» Given exercise
Reproduce the records below exactly as they appear, omitting any pictures they contain.
----- Material to process -----
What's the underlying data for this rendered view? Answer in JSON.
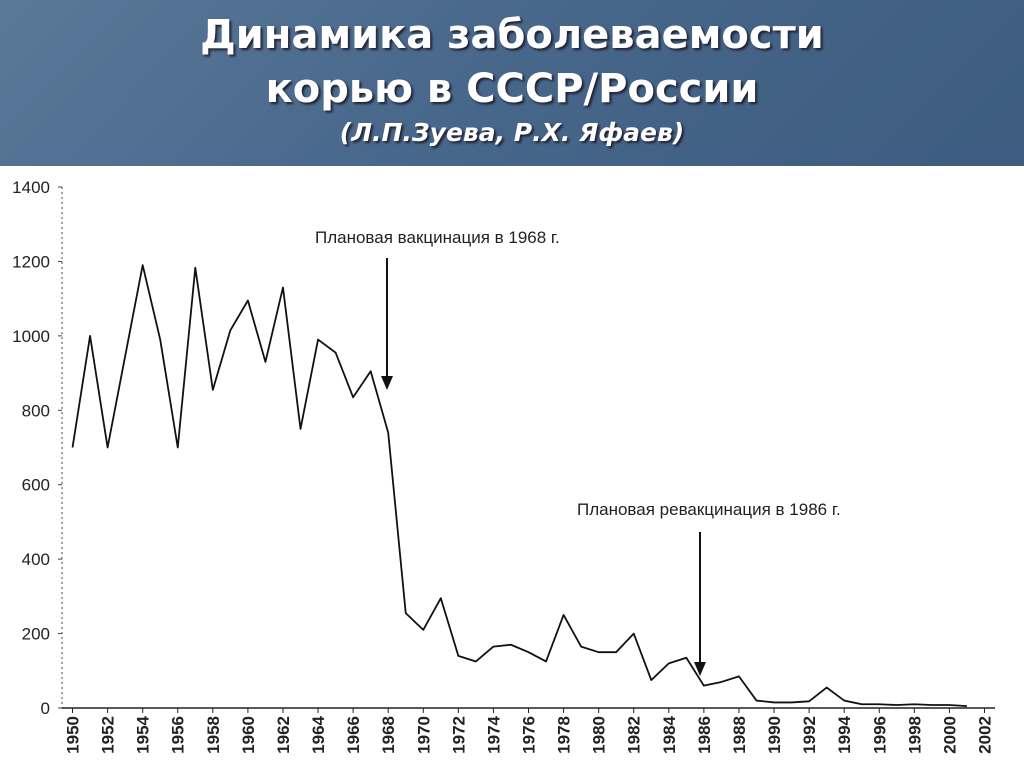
{
  "chart_data": {
    "type": "line",
    "title": [
      "Динамика заболеваемости",
      "корью в СССР/России"
    ],
    "subtitle": "(Л.П.Зуева, Р.Х. Яфаев)",
    "x": [
      1950,
      1951,
      1952,
      1954,
      1955,
      1956,
      1957,
      1958,
      1959,
      1960,
      1961,
      1962,
      1963,
      1964,
      1965,
      1966,
      1967,
      1968,
      1969,
      1970,
      1971,
      1972,
      1973,
      1974,
      1975,
      1976,
      1977,
      1978,
      1979,
      1980,
      1981,
      1982,
      1983,
      1984,
      1985,
      1986,
      1987,
      1988,
      1989,
      1990,
      1991,
      1992,
      1993,
      1994,
      1995,
      1996,
      1997,
      1998,
      1999,
      2000,
      2001
    ],
    "series": [
      {
        "color": "#111111",
        "values": [
          700,
          1000,
          700,
          1190,
          990,
          700,
          1183,
          855,
          1015,
          1095,
          930,
          1130,
          750,
          990,
          955,
          835,
          905,
          740,
          255,
          210,
          295,
          140,
          125,
          165,
          170,
          150,
          125,
          250,
          165,
          150,
          150,
          200,
          75,
          120,
          135,
          60,
          70,
          85,
          20,
          15,
          15,
          18,
          55,
          20,
          10,
          10,
          8,
          10,
          8,
          8,
          5
        ]
      }
    ],
    "xlim": [
      1949.4,
      2002.6
    ],
    "xticks": [
      1950,
      1952,
      1954,
      1956,
      1958,
      1960,
      1962,
      1964,
      1966,
      1968,
      1970,
      1972,
      1974,
      1976,
      1978,
      1980,
      1982,
      1984,
      1986,
      1988,
      1990,
      1992,
      1994,
      1996,
      1998,
      2000,
      2002
    ],
    "ylim": [
      0,
      1400
    ],
    "yticks": [
      0,
      200,
      400,
      600,
      800,
      1000,
      1200,
      1400
    ],
    "grid": false,
    "annotations": [
      "Плановая вакцинация в 1968 г.",
      "Плановая ревакцинация в 1986 г."
    ]
  }
}
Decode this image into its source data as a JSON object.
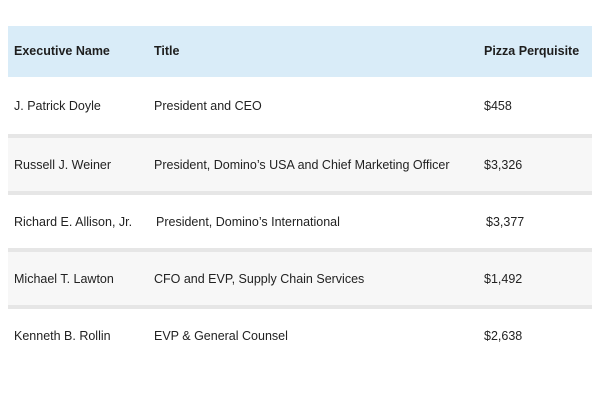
{
  "table": {
    "headers": {
      "name": "Executive Name",
      "title": "Title",
      "perk": "Pizza Perquisite"
    },
    "rows": [
      {
        "name": "J. Patrick Doyle",
        "title": "President and CEO",
        "perk": "$458"
      },
      {
        "name": "Russell J. Weiner",
        "title": "President, Domino’s USA and Chief Marketing Officer",
        "perk": "$3,326"
      },
      {
        "name": "Richard E. Allison, Jr.",
        "title": "President, Domino’s International",
        "perk": "$3,377"
      },
      {
        "name": "Michael T. Lawton",
        "title": "CFO and EVP, Supply Chain Services",
        "perk": "$1,492"
      },
      {
        "name": "Kenneth B. Rollin",
        "title": "EVP & General Counsel",
        "perk": "$2,638"
      }
    ]
  }
}
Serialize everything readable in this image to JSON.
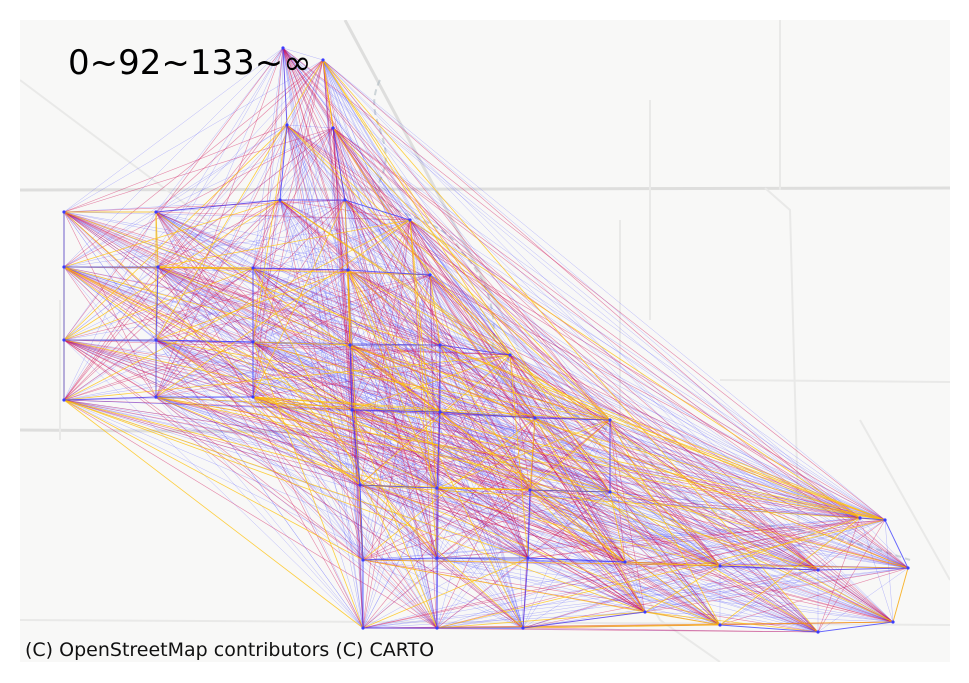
{
  "legend": {
    "title": "0~92~133~∞"
  },
  "attribution": "(C) OpenStreetMap contributors (C) CARTO",
  "colors": {
    "background": "#f8f8f7",
    "road": "#e9e9e8",
    "road_dark": "#dededd",
    "river": "#a9b8bf",
    "low": "#3b3bff",
    "mid": "#d2145a",
    "high": "#ffc000"
  },
  "nodes": [
    "n0",
    "n1",
    "n2",
    "n3",
    "n4",
    "n5",
    "n6",
    "n7",
    "n8",
    "n9",
    "n10",
    "n11",
    "n12",
    "n13",
    "n14",
    "n15",
    "n16",
    "n17",
    "n18",
    "n19",
    "n20",
    "n21",
    "n22",
    "n23",
    "n24",
    "n25",
    "n26",
    "n27",
    "n28",
    "n29",
    "n30",
    "n31",
    "n32",
    "n33",
    "n34",
    "n35",
    "n36",
    "n37",
    "n38",
    "n39",
    "n40",
    "n41",
    "n42",
    "n43",
    "n44",
    "n45",
    "n46"
  ]
}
-----
» Task answer
What's the underlying data for this rendered view? Answer in JSON.
{
  "chart_data": {
    "type": "line",
    "title": [
      "Динамика заболеваемости",
      "корью в СССР/России"
    ],
    "subtitle": "(Л.П.Зуева, Р.Х. Яфаев)",
    "x": [
      1950,
      1951,
      1952,
      1954,
      1955,
      1956,
      1957,
      1958,
      1959,
      1960,
      1961,
      1962,
      1963,
      1964,
      1965,
      1966,
      1967,
      1968,
      1969,
      1970,
      1971,
      1972,
      1973,
      1974,
      1975,
      1976,
      1977,
      1978,
      1979,
      1980,
      1981,
      1982,
      1983,
      1984,
      1985,
      1986,
      1987,
      1988,
      1989,
      1990,
      1991,
      1992,
      1993,
      1994,
      1995,
      1996,
      1997,
      1998,
      1999,
      2000,
      2001
    ],
    "series": [
      {
        "color": "#111111",
        "values": [
          700,
          1000,
          700,
          1190,
          990,
          700,
          1183,
          855,
          1015,
          1095,
          930,
          1130,
          750,
          990,
          955,
          835,
          905,
          740,
          255,
          210,
          295,
          140,
          125,
          165,
          170,
          150,
          125,
          250,
          165,
          150,
          150,
          200,
          75,
          120,
          135,
          60,
          70,
          85,
          20,
          15,
          15,
          18,
          55,
          20,
          10,
          10,
          8,
          10,
          8,
          8,
          5
        ]
      }
    ],
    "xlim": [
      1949.4,
      2002.6
    ],
    "xticks": [
      1950,
      1952,
      1954,
      1956,
      1958,
      1960,
      1962,
      1964,
      1966,
      1968,
      1970,
      1972,
      1974,
      1976,
      1978,
      1980,
      1982,
      1984,
      1986,
      1988,
      1990,
      1992,
      1994,
      1996,
      1998,
      2000,
      2002
    ],
    "ylim": [
      0,
      1400
    ],
    "yticks": [
      0,
      200,
      400,
      600,
      800,
      1000,
      1200,
      1400
    ],
    "grid": false,
    "annotations": [
      "Плановая вакцинация в 1968 г.",
      "Плановая ревакцинация в 1986 г."
    ]
  }
}
Decode this image into its source data as a JSON object.
{
  "table": {
    "headers": {
      "name": "Executive Name",
      "title": "Title",
      "perk": "Pizza Perquisite"
    },
    "rows": [
      {
        "name": "J. Patrick Doyle",
        "title": "President and CEO",
        "perk": "$458"
      },
      {
        "name": "Russell J. Weiner",
        "title": "President, Domino’s USA and Chief Marketing Officer",
        "perk": "$3,326"
      },
      {
        "name": "Richard E. Allison, Jr.",
        "title": "President, Domino’s International",
        "perk": "$3,377"
      },
      {
        "name": "Michael T. Lawton",
        "title": "CFO and EVP, Supply Chain Services",
        "perk": "$1,492"
      },
      {
        "name": "Kenneth B. Rollin",
        "title": "EVP & General Counsel",
        "perk": "$2,638"
      }
    ]
  }
}
Serialize everything readable in this image to JSON.
{
  "legend": {
    "title": "0~92~133~∞"
  },
  "attribution": "(C) OpenStreetMap contributors (C) CARTO",
  "colors": {
    "background": "#f8f8f7",
    "road": "#e9e9e8",
    "road_dark": "#dededd",
    "river": "#a9b8bf",
    "low": "#3b3bff",
    "mid": "#d2145a",
    "high": "#ffc000"
  },
  "nodes": [
    "n0",
    "n1",
    "n2",
    "n3",
    "n4",
    "n5",
    "n6",
    "n7",
    "n8",
    "n9",
    "n10",
    "n11",
    "n12",
    "n13",
    "n14",
    "n15",
    "n16",
    "n17",
    "n18",
    "n19",
    "n20",
    "n21",
    "n22",
    "n23",
    "n24",
    "n25",
    "n26",
    "n27",
    "n28",
    "n29",
    "n30",
    "n31",
    "n32",
    "n33",
    "n34",
    "n35",
    "n36",
    "n37",
    "n38",
    "n39",
    "n40",
    "n41",
    "n42",
    "n43",
    "n44",
    "n45",
    "n46"
  ]
}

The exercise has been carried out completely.